(PROBLEM STATEMENT):
Look through the records below, count the lines with the word "April", and reply with only the number.

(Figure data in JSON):
====
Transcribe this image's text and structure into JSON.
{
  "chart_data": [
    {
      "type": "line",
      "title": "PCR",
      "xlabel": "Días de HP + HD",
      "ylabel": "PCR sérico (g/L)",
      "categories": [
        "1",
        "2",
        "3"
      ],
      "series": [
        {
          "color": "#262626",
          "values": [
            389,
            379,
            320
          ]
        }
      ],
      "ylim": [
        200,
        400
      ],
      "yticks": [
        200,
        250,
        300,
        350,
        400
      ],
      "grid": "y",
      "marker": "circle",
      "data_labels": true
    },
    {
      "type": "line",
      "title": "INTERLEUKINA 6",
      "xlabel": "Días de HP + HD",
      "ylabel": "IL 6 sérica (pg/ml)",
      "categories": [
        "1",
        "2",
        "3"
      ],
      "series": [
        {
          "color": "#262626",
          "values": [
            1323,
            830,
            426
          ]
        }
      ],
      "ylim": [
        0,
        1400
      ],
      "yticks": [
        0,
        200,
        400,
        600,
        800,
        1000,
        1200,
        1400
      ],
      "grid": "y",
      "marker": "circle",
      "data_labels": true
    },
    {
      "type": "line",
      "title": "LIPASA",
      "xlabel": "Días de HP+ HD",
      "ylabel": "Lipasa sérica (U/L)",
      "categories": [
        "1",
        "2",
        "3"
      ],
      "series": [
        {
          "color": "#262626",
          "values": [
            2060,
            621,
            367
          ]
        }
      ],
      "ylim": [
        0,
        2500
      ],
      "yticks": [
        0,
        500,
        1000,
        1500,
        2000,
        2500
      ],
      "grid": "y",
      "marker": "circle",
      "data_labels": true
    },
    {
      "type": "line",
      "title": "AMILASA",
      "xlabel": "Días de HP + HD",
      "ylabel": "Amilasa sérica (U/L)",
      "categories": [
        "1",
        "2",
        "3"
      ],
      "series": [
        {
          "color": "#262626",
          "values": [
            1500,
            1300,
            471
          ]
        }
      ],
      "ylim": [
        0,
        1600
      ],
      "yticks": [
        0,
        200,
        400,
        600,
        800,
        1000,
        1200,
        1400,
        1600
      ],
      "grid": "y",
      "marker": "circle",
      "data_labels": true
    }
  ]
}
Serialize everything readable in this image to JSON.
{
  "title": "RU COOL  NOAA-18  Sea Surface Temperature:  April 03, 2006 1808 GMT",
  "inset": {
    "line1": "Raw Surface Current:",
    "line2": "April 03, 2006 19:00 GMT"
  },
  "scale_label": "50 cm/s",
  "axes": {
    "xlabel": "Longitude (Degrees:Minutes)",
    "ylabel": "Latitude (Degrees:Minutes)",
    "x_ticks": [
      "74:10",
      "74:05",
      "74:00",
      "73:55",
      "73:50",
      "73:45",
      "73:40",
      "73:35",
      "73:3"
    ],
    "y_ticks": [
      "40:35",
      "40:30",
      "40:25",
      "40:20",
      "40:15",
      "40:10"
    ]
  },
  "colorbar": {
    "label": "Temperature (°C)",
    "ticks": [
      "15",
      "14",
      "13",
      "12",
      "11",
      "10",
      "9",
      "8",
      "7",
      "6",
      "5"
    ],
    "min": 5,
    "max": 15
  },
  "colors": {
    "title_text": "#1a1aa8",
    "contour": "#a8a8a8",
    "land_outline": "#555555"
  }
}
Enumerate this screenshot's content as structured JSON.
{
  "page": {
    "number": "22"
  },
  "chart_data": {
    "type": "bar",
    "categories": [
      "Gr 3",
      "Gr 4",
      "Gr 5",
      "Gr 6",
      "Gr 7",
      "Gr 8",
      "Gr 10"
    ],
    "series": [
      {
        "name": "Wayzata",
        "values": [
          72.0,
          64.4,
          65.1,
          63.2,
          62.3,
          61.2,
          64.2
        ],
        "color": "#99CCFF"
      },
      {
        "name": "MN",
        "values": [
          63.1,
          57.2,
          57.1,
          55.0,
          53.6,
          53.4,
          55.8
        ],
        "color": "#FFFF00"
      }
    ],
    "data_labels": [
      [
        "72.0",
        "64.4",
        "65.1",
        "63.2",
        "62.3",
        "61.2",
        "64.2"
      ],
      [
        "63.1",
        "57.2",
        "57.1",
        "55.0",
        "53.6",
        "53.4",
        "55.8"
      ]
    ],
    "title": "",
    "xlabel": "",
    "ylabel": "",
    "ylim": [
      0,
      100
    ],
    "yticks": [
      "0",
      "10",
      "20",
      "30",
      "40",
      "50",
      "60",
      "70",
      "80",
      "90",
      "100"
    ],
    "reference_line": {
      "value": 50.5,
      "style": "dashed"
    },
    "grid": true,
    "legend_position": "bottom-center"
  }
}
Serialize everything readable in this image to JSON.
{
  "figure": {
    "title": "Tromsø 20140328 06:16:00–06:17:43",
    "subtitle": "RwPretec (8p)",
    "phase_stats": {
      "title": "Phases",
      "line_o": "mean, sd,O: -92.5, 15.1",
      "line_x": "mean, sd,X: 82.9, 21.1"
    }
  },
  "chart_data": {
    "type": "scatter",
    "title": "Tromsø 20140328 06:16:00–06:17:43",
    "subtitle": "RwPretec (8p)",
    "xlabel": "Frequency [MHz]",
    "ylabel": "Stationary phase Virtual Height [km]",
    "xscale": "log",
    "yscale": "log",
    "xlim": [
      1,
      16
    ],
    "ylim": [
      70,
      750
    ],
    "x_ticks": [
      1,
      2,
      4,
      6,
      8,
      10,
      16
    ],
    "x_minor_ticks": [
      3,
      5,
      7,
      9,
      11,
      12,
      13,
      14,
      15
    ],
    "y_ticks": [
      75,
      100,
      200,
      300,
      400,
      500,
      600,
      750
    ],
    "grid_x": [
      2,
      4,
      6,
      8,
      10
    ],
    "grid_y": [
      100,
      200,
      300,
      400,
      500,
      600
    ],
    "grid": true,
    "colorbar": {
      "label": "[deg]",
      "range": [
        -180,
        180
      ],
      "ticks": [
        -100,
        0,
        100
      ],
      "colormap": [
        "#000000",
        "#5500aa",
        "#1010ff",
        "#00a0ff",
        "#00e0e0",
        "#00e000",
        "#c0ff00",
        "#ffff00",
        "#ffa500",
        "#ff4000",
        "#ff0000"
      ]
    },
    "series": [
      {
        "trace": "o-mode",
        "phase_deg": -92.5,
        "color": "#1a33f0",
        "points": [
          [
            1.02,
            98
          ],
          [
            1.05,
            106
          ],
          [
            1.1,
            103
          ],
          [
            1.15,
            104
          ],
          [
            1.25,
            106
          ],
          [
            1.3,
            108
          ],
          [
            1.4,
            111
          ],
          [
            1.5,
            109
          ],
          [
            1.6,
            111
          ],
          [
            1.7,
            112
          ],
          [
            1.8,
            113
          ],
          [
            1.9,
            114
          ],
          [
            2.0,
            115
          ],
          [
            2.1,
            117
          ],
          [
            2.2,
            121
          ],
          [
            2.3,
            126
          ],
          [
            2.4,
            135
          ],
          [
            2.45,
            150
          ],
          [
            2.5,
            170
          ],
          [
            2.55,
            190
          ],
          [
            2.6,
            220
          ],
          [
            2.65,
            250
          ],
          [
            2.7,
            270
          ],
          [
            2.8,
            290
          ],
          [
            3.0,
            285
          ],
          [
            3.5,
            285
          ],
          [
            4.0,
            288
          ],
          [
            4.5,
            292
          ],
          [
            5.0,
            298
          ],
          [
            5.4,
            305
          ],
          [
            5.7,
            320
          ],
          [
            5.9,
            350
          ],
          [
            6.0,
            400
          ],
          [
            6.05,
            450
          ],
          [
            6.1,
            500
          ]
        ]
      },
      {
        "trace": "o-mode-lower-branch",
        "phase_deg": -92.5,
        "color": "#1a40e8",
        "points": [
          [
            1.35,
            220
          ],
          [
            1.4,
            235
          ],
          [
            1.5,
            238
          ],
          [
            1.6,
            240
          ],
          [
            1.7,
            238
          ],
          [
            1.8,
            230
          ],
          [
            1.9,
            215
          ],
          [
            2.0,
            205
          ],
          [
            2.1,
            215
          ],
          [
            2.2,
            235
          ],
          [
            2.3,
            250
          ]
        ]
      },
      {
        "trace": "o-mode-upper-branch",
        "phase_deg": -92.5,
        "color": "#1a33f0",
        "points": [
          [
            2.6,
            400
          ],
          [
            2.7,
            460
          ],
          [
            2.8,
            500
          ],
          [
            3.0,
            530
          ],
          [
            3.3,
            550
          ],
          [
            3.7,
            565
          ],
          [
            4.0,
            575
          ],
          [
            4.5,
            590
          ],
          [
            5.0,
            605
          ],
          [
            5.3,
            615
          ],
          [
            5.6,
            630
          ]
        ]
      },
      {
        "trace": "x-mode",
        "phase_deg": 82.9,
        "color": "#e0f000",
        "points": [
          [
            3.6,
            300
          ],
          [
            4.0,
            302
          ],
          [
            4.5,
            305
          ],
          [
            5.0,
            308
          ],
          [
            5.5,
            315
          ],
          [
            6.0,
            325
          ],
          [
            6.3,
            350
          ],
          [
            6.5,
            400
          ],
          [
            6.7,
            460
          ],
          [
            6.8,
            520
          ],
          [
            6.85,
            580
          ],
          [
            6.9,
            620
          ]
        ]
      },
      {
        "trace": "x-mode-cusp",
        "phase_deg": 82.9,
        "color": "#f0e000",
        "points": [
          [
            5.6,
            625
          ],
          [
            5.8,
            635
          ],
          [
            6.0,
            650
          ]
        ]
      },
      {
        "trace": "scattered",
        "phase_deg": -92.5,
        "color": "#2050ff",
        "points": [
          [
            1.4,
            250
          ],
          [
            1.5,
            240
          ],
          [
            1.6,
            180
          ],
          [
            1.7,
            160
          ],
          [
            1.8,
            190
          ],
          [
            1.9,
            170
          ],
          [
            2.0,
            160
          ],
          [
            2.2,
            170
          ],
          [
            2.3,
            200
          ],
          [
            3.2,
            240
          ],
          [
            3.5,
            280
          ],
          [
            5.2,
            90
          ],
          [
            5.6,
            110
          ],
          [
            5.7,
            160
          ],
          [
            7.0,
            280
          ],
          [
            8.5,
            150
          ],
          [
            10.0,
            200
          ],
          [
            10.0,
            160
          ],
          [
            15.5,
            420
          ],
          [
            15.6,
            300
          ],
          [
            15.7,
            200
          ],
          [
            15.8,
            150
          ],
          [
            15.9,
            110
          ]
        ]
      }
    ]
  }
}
====
(RESULT OF THE EXERCISE):
2